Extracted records
#####

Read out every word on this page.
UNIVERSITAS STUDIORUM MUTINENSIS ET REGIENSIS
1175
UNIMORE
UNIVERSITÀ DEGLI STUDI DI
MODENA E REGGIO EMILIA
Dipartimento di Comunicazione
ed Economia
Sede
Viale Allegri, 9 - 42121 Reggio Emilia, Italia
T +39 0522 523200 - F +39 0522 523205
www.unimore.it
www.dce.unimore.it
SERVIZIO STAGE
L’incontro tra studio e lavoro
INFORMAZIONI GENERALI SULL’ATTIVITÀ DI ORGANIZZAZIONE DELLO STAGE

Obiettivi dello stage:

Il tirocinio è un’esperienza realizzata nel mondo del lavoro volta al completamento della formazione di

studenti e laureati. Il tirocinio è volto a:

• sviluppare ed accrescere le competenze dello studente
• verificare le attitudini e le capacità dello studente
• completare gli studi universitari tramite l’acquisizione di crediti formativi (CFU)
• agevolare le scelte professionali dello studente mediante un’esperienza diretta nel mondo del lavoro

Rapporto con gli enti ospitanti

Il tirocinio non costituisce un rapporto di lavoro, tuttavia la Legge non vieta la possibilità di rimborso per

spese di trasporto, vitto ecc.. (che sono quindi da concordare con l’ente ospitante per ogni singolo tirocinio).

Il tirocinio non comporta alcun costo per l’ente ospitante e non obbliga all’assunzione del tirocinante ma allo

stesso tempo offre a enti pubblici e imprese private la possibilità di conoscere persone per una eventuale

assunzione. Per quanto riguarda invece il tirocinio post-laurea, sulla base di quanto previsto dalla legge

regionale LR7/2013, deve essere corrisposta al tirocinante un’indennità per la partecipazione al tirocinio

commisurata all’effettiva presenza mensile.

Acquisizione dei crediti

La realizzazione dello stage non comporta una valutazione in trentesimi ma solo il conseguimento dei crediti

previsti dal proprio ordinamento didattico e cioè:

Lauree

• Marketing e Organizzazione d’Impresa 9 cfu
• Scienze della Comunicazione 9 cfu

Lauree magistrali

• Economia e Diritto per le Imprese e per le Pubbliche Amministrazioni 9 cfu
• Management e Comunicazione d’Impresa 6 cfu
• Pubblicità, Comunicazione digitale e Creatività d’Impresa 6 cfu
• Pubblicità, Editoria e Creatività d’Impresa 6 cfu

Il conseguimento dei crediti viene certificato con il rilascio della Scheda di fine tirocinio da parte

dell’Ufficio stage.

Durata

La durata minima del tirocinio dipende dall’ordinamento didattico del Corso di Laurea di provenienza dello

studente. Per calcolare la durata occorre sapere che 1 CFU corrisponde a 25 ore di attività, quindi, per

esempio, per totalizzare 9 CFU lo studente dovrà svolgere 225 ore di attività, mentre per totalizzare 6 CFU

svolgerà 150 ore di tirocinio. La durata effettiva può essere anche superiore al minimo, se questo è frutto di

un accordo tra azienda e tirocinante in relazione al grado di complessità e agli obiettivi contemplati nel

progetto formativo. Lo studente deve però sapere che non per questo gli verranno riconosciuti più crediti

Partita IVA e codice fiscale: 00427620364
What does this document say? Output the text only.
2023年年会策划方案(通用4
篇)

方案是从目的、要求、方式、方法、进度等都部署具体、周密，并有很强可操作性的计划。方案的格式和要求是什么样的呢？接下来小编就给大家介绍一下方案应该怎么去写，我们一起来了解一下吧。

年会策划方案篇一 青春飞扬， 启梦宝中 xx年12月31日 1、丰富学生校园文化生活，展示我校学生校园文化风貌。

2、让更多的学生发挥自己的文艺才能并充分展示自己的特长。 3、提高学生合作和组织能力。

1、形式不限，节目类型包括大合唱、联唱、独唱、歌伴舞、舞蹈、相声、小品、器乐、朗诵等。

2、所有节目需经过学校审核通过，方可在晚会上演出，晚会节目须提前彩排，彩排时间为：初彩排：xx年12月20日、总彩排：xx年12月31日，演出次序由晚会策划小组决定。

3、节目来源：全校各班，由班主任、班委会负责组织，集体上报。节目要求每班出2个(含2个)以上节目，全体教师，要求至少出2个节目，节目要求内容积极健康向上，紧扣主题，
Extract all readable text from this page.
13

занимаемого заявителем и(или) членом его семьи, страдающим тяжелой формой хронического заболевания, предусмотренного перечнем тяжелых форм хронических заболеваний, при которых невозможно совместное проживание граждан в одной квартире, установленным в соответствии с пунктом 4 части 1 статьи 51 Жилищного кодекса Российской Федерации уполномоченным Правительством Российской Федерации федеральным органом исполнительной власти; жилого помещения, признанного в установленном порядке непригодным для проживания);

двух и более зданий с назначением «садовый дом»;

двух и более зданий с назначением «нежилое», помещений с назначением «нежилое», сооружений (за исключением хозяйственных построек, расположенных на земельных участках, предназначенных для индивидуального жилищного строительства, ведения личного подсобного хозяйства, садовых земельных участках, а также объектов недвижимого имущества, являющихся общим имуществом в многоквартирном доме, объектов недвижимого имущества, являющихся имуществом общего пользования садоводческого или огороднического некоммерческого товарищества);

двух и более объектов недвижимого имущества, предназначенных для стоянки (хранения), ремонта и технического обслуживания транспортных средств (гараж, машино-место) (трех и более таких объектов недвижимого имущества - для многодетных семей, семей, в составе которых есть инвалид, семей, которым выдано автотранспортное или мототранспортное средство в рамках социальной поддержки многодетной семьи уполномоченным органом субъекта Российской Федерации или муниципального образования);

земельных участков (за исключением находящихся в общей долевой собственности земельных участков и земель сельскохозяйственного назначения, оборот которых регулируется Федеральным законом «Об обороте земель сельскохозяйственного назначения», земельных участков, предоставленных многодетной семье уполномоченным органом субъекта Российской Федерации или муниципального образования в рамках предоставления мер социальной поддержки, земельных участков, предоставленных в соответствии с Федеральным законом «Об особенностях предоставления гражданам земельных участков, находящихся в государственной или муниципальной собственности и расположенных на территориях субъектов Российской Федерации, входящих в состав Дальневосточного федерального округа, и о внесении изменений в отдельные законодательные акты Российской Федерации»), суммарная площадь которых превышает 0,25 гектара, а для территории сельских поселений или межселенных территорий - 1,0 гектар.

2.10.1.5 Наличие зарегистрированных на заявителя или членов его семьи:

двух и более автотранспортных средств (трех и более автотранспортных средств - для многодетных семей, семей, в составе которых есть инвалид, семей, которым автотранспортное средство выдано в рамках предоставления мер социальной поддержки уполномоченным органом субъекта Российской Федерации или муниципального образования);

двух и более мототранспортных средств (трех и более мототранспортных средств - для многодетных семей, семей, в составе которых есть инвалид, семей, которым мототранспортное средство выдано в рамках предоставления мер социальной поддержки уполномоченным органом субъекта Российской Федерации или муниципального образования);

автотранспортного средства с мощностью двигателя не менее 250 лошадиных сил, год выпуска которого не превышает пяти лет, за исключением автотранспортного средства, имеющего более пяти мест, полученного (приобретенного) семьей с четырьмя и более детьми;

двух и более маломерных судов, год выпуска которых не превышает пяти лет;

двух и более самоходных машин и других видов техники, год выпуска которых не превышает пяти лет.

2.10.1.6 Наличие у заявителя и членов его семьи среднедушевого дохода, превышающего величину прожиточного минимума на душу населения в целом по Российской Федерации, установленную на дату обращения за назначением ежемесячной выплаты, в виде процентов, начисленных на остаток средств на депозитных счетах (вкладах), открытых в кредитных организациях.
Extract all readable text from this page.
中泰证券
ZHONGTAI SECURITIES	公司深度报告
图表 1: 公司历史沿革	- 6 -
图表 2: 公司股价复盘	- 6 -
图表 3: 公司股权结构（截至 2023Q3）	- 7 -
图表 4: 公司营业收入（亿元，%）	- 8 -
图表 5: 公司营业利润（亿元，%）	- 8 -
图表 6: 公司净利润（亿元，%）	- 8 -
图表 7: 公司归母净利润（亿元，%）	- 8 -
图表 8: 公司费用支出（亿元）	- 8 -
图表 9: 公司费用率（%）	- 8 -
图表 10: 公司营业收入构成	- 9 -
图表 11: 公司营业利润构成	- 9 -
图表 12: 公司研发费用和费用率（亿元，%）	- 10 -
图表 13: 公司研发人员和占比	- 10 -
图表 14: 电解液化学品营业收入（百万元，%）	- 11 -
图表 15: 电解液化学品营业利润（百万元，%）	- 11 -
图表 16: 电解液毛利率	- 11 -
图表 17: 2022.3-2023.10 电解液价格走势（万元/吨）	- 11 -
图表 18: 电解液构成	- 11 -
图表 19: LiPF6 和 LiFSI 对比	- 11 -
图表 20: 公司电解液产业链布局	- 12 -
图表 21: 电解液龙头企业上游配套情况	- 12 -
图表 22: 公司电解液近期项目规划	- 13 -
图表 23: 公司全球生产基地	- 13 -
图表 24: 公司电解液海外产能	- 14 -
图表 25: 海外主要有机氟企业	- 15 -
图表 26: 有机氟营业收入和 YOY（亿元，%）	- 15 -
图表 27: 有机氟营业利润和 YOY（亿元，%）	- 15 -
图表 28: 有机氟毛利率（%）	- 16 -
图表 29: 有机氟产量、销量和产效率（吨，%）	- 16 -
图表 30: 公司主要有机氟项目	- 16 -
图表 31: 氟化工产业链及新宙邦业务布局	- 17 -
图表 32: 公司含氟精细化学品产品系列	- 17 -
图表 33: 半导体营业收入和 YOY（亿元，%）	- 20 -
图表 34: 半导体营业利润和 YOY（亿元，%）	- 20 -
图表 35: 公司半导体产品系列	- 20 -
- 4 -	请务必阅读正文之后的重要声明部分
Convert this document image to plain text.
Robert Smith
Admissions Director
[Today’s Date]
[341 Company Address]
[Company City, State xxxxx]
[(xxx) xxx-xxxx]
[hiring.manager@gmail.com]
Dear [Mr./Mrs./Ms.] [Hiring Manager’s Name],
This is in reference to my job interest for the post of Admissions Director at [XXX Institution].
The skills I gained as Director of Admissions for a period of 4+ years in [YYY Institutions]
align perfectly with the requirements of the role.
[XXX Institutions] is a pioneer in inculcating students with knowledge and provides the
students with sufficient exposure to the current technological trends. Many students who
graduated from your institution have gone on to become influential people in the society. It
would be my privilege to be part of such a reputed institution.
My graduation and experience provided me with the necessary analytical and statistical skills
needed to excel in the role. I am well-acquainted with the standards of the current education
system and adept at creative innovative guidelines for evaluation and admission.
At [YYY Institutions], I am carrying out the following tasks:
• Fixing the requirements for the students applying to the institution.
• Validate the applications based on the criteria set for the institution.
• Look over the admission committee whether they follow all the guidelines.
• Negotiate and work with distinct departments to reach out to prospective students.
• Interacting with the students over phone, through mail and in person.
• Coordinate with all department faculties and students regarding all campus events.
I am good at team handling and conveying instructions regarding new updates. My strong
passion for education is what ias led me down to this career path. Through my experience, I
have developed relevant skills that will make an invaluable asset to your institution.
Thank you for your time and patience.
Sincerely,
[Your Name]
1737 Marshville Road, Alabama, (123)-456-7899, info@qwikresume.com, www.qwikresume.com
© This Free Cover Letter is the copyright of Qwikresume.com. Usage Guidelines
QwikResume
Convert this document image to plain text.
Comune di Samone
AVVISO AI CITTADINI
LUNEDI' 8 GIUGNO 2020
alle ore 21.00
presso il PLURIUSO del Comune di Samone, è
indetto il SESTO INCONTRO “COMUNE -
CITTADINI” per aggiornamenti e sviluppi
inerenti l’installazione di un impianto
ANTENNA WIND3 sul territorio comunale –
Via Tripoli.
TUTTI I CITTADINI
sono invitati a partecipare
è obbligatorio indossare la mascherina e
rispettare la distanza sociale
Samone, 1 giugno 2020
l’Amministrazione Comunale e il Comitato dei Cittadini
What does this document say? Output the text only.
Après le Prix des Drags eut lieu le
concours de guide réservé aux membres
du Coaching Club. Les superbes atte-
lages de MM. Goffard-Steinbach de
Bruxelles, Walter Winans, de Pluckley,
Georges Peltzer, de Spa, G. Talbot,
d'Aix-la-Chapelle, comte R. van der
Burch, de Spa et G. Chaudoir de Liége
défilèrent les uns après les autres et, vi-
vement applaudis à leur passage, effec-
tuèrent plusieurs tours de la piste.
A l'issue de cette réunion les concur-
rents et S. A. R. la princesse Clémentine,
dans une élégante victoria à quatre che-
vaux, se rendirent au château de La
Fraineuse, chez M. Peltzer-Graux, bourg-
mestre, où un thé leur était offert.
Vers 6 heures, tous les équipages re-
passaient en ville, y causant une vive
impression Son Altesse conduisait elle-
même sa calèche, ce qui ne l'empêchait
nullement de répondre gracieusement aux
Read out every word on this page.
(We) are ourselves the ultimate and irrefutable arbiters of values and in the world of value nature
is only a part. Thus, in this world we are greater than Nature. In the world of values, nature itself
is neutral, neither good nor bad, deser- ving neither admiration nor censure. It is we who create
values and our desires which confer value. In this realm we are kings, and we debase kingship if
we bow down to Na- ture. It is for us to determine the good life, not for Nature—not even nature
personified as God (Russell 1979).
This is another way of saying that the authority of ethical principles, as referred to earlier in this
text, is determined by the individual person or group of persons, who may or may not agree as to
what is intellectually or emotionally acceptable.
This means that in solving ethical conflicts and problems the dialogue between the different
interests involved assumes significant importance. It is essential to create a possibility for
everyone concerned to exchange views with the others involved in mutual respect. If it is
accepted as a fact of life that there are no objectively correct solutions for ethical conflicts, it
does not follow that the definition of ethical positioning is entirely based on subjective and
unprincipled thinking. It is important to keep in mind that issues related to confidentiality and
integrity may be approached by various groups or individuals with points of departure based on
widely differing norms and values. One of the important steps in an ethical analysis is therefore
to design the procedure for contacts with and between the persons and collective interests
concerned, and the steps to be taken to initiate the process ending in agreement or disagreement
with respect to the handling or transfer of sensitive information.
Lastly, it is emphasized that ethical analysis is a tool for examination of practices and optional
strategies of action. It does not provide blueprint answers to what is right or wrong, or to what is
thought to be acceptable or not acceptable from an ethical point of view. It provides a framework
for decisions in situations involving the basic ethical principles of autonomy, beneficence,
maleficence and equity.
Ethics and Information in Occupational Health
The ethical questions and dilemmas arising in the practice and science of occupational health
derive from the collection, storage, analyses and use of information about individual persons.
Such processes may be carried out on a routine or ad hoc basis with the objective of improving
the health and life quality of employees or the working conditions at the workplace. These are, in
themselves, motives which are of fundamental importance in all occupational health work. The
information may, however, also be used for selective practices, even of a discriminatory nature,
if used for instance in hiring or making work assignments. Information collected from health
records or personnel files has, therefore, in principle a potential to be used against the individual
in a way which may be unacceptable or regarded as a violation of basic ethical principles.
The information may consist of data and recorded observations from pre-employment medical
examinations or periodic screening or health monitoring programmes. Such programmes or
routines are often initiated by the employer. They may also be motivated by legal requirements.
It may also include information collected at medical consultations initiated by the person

#####

◆ REQUIRED WORK ◆
All lines holding the word "leur" should be picked out and copied.

◆ SOLUTION TO THE PROBLEM ◆
vement applaudis à leur passage, effec-
mestre, où un thé leur était offert.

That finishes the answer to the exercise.